> **Exercise directions**:
Retype all of the records below word for word, with every line and character left unchanged.

> **Supplied information**:
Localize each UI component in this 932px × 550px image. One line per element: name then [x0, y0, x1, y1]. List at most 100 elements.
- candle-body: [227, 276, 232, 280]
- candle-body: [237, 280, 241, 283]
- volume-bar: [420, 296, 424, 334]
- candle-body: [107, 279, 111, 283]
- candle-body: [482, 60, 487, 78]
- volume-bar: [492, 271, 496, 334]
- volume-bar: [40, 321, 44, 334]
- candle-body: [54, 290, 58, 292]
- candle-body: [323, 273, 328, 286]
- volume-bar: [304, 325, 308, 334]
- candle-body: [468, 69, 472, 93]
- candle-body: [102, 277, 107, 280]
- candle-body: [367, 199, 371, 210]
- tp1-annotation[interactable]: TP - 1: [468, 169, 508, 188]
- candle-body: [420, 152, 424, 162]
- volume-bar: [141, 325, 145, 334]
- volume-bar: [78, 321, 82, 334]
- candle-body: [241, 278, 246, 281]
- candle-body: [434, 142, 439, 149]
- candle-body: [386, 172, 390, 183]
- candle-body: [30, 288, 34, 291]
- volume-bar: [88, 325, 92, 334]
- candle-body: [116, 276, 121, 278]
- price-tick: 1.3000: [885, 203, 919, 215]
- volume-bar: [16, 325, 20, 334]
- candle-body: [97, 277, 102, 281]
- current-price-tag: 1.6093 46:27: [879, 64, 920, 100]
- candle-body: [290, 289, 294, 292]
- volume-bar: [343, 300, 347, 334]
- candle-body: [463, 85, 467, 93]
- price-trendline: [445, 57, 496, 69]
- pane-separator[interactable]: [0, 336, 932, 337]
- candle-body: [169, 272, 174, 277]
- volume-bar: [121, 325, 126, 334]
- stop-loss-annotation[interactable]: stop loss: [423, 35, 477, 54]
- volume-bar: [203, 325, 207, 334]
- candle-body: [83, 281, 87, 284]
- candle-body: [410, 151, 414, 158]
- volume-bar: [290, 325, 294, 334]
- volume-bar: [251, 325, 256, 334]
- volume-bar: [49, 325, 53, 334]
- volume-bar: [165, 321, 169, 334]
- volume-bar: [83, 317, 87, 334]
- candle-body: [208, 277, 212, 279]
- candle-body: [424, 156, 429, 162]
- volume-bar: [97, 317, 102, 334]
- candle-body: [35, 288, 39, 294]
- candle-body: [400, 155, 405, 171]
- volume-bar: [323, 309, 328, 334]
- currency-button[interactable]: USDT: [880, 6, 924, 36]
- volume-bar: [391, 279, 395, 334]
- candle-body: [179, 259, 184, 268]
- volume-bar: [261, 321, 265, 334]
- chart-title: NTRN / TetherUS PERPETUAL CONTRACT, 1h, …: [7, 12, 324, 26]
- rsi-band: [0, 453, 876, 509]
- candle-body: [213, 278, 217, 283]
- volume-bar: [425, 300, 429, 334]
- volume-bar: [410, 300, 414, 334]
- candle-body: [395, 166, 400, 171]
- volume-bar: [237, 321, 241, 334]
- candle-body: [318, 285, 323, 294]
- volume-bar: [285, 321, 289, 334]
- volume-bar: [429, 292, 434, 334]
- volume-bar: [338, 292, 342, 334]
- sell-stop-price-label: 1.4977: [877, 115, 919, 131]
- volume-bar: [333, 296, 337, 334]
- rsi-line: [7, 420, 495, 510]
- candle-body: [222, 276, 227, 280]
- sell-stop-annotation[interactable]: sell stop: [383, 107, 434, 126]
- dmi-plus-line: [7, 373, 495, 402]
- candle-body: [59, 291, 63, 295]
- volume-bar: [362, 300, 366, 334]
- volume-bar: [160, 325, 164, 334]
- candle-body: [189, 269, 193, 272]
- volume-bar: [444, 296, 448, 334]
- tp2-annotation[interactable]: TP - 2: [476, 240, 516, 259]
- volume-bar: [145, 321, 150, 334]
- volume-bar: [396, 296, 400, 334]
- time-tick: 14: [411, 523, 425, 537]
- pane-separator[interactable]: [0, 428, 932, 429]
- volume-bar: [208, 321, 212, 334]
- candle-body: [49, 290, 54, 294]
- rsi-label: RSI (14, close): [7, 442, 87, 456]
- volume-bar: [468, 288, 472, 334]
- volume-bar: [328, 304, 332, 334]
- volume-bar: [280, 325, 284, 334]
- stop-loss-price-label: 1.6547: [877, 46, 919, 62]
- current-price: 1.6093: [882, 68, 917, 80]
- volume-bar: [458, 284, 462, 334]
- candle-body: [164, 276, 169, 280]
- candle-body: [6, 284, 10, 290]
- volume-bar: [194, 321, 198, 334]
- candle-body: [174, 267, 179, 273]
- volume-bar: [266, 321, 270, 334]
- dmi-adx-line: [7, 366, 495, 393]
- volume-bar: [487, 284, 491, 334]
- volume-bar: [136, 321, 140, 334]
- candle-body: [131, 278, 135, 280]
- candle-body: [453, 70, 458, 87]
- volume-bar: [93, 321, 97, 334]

> **Response to this task**:
Localize each UI component in this 932px × 550px image. One line per element: name then [x0, y0, x1, y1]. List at most 100 elements.
- candle-body: [227, 276, 232, 280]
- candle-body: [237, 280, 241, 283]
- volume-bar: [420, 296, 424, 334]
- candle-body: [107, 279, 111, 283]
- candle-body: [482, 60, 487, 78]
- volume-bar: [492, 271, 496, 334]
- volume-bar: [40, 321, 44, 334]
- candle-body: [54, 290, 58, 292]
- candle-body: [323, 273, 328, 286]
- volume-bar: [304, 325, 308, 334]
- candle-body: [468, 69, 472, 93]
- candle-body: [102, 277, 107, 280]
- candle-body: [367, 199, 371, 210]
- tp1-annotation[interactable]: TP - 1: [468, 169, 508, 188]
- candle-body: [420, 152, 424, 162]
- volume-bar: [141, 325, 145, 334]
- volume-bar: [78, 321, 82, 334]
- candle-body: [241, 278, 246, 281]
- candle-body: [434, 142, 439, 149]
- candle-body: [386, 172, 390, 183]
- candle-body: [30, 288, 34, 291]
- volume-bar: [88, 325, 92, 334]
- candle-body: [116, 276, 121, 278]
- price-tick: 1.3000: [885, 203, 919, 215]
- volume-bar: [16, 325, 20, 334]
- candle-body: [97, 277, 102, 281]
- current-price-tag: 1.6093 46:27: [879, 64, 920, 100]
- candle-body: [290, 289, 294, 292]
- volume-bar: [343, 300, 347, 334]
- candle-body: [463, 85, 467, 93]
- price-trendline: [445, 57, 496, 69]
- pane-separator[interactable]: [0, 336, 932, 337]
- candle-body: [169, 272, 174, 277]
- volume-bar: [121, 325, 126, 334]
- stop-loss-annotation[interactable]: stop loss: [423, 35, 477, 54]
- volume-bar: [203, 325, 207, 334]
- candle-body: [83, 281, 87, 284]
- candle-body: [410, 151, 414, 158]
- volume-bar: [290, 325, 294, 334]
- volume-bar: [251, 325, 256, 334]
- volume-bar: [49, 325, 53, 334]
- volume-bar: [165, 321, 169, 334]
- volume-bar: [83, 317, 87, 334]
- candle-body: [208, 277, 212, 279]
- candle-body: [424, 156, 429, 162]
- volume-bar: [97, 317, 102, 334]
- candle-body: [35, 288, 39, 294]
- candle-body: [400, 155, 405, 171]
- volume-bar: [323, 309, 328, 334]
- currency-button[interactable]: USDT: [880, 6, 924, 36]
- volume-bar: [391, 279, 395, 334]
- candle-body: [179, 259, 184, 268]
- volume-bar: [261, 321, 265, 334]
- chart-title: NTRN / TetherUS PERPETUAL CONTRACT, 1h, …: [7, 12, 324, 26]
- rsi-band: [0, 453, 876, 509]
- candle-body: [213, 278, 217, 283]
- volume-bar: [425, 300, 429, 334]
- volume-bar: [410, 300, 414, 334]
- candle-body: [395, 166, 400, 171]
- volume-bar: [237, 321, 241, 334]
- candle-body: [318, 285, 323, 294]
- volume-bar: [285, 321, 289, 334]
- volume-bar: [429, 292, 434, 334]
- volume-bar: [338, 292, 342, 334]
- sell-stop-price-label: 1.4977: [877, 115, 919, 131]
- volume-bar: [333, 296, 337, 334]
- rsi-line: [7, 420, 495, 510]
- candle-body: [222, 276, 227, 280]
- sell-stop-annotation[interactable]: sell stop: [383, 107, 434, 126]
- dmi-plus-line: [7, 373, 495, 402]
- candle-body: [59, 291, 63, 295]
- volume-bar: [362, 300, 366, 334]
- volume-bar: [160, 325, 164, 334]
- candle-body: [189, 269, 193, 272]
- volume-bar: [444, 296, 448, 334]
- tp2-annotation[interactable]: TP - 2: [476, 240, 516, 259]
- volume-bar: [145, 321, 150, 334]
- volume-bar: [396, 296, 400, 334]
- time-tick: 14: [411, 523, 425, 537]
- pane-separator[interactable]: [0, 428, 932, 429]
- volume-bar: [208, 321, 212, 334]
- candle-body: [49, 290, 54, 294]
- rsi-label: RSI (14, close): [7, 442, 87, 456]
- volume-bar: [468, 288, 472, 334]
- volume-bar: [328, 304, 332, 334]
- volume-bar: [280, 325, 284, 334]
- stop-loss-price-label: 1.6547: [877, 46, 919, 62]
- current-price: 1.6093: [882, 68, 917, 80]
- volume-bar: [458, 284, 462, 334]
- candle-body: [164, 276, 169, 280]
- candle-body: [6, 284, 10, 290]
- volume-bar: [194, 321, 198, 334]
- candle-body: [174, 267, 179, 273]
- volume-bar: [266, 321, 270, 334]
- dmi-adx-line: [7, 366, 495, 393]
- volume-bar: [487, 284, 491, 334]
- volume-bar: [136, 321, 140, 334]
- candle-body: [131, 278, 135, 280]
- candle-body: [453, 70, 458, 87]
- volume-bar: [93, 321, 97, 334]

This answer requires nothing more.